_Exercise objective_: Output each of the following lines verbatim, in the same order, with every character unchanged.
^^^^^^^^
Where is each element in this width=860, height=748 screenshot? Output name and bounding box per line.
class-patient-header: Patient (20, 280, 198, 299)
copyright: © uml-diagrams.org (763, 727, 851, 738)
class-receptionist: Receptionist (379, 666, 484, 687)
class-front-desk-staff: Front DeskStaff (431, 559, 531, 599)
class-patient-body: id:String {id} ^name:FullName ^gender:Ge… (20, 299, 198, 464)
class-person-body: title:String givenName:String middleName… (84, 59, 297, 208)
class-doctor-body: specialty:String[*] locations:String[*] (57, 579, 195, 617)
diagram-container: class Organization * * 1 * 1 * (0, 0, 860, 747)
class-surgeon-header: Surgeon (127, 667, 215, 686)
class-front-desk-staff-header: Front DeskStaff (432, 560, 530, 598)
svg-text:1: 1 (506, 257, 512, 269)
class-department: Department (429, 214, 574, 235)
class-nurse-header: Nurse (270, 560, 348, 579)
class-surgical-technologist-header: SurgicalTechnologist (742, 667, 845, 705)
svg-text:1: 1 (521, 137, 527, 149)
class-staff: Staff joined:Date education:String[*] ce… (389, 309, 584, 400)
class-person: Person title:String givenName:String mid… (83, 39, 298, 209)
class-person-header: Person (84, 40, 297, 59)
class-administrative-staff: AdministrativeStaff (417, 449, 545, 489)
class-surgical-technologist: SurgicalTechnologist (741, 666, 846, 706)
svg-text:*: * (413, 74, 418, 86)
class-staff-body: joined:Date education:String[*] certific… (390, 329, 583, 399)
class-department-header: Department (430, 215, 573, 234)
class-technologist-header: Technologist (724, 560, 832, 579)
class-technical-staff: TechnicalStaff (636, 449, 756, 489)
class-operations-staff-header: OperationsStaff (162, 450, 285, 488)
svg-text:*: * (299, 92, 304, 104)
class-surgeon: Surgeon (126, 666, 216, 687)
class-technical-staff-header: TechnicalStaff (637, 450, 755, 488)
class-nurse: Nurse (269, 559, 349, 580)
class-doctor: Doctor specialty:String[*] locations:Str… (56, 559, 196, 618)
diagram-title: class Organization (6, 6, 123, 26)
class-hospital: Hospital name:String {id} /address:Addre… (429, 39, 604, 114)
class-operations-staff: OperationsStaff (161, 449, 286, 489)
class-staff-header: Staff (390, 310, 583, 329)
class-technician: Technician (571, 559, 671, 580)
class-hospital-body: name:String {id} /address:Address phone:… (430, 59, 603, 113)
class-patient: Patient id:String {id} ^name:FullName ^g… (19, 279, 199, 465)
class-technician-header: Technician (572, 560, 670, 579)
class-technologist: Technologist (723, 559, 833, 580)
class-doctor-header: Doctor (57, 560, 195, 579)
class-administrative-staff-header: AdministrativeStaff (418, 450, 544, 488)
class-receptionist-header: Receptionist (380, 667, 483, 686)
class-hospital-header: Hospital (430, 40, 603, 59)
^^^^^^^^
_Solved exercise_:
Where is each element in this width=860, height=748 screenshot? Output name and bounding box per line.
class-patient-header: Patient (20, 280, 198, 299)
copyright: © uml-diagrams.org (763, 727, 851, 738)
class-receptionist: Receptionist (379, 666, 484, 687)
class-front-desk-staff: Front DeskStaff (431, 559, 531, 599)
class-patient-body: id:String {id} ^name:FullName ^gender:Ge… (20, 299, 198, 464)
class-person-body: title:String givenName:String middleName… (84, 59, 297, 208)
class-doctor-body: specialty:String[*] locations:String[*] (57, 579, 195, 617)
diagram-container: class Organization * * 1 * 1 * (0, 0, 860, 747)
class-surgeon-header: Surgeon (127, 667, 215, 686)
class-front-desk-staff-header: Front DeskStaff (432, 560, 530, 598)
svg-text:1: 1 (506, 257, 512, 269)
class-department: Department (429, 214, 574, 235)
class-nurse-header: Nurse (270, 560, 348, 579)
class-surgical-technologist-header: SurgicalTechnologist (742, 667, 845, 705)
svg-text:1: 1 (521, 137, 527, 149)
class-staff: Staff joined:Date education:String[*] ce… (389, 309, 584, 400)
class-person: Person title:String givenName:String mid… (83, 39, 298, 209)
class-person-header: Person (84, 40, 297, 59)
class-administrative-staff: AdministrativeStaff (417, 449, 545, 489)
class-surgical-technologist: SurgicalTechnologist (741, 666, 846, 706)
svg-text:*: * (413, 74, 418, 86)
class-staff-body: joined:Date education:String[*] certific… (390, 329, 583, 399)
class-department-header: Department (430, 215, 573, 234)
class-technologist-header: Technologist (724, 560, 832, 579)
class-technical-staff: TechnicalStaff (636, 449, 756, 489)
class-operations-staff-header: OperationsStaff (162, 450, 285, 488)
svg-text:*: * (299, 92, 304, 104)
class-surgeon: Surgeon (126, 666, 216, 687)
class-technical-staff-header: TechnicalStaff (637, 450, 755, 488)
class-nurse: Nurse (269, 559, 349, 580)
class-doctor: Doctor specialty:String[*] locations:Str… (56, 559, 196, 618)
diagram-title: class Organization (6, 6, 123, 26)
class-hospital: Hospital name:String {id} /address:Addre… (429, 39, 604, 114)
class-operations-staff: OperationsStaff (161, 449, 286, 489)
class-staff-header: Staff (390, 310, 583, 329)
class-technician: Technician (571, 559, 671, 580)
class-hospital-body: name:String {id} /address:Address phone:… (430, 59, 603, 113)
class-patient: Patient id:String {id} ^name:FullName ^g… (19, 279, 199, 465)
class-technician-header: Technician (572, 560, 670, 579)
class-technologist: Technologist (723, 559, 833, 580)
class-doctor-header: Doctor (57, 560, 195, 579)
class-administrative-staff-header: AdministrativeStaff (418, 450, 544, 488)
class-receptionist-header: Receptionist (380, 667, 483, 686)
class-hospital-header: Hospital (430, 40, 603, 59)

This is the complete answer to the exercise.